◆ Given exercise:
Your task is to print every entry below exactly as given.
::: Provided records :::
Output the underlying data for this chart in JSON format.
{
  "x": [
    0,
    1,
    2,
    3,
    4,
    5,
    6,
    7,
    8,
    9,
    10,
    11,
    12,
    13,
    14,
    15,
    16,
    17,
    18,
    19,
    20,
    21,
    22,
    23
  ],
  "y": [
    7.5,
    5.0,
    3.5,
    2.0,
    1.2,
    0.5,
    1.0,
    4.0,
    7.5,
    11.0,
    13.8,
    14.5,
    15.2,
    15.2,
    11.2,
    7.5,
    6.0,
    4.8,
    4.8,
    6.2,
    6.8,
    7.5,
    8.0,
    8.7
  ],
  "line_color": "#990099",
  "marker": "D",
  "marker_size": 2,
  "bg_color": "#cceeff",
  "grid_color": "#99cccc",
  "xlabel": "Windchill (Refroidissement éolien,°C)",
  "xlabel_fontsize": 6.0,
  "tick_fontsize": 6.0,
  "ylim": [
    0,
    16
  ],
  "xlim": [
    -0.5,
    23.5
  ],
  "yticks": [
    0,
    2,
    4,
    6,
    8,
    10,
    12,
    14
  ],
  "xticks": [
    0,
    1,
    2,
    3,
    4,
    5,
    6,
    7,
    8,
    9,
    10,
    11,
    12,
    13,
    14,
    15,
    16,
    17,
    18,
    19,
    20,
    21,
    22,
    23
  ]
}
:::
◆ Solution below:
Output the underlying data for this chart in JSON format.
{
  "x": [
    0,
    1,
    2,
    3,
    4,
    5,
    6,
    7,
    8,
    9,
    10,
    11,
    12,
    13,
    14,
    15,
    16,
    17,
    18,
    19,
    20,
    21,
    22,
    23
  ],
  "y": [
    7.5,
    5.0,
    3.5,
    2.0,
    1.2,
    0.5,
    1.0,
    4.0,
    7.5,
    11.0,
    13.8,
    14.5,
    15.2,
    15.2,
    11.2,
    7.5,
    6.0,
    4.8,
    4.8,
    6.2,
    6.8,
    7.5,
    8.0,
    8.7
  ],
  "line_color": "#990099",
  "marker": "D",
  "marker_size": 2,
  "bg_color": "#cceeff",
  "grid_color": "#99cccc",
  "xlabel": "Windchill (Refroidissement éolien,°C)",
  "xlabel_fontsize": 6.0,
  "tick_fontsize": 6.0,
  "ylim": [
    0,
    16
  ],
  "xlim": [
    -0.5,
    23.5
  ],
  "yticks": [
    0,
    2,
    4,
    6,
    8,
    10,
    12,
    14
  ],
  "xticks": [
    0,
    1,
    2,
    3,
    4,
    5,
    6,
    7,
    8,
    9,
    10,
    11,
    12,
    13,
    14,
    15,
    16,
    17,
    18,
    19,
    20,
    21,
    22,
    23
  ]
}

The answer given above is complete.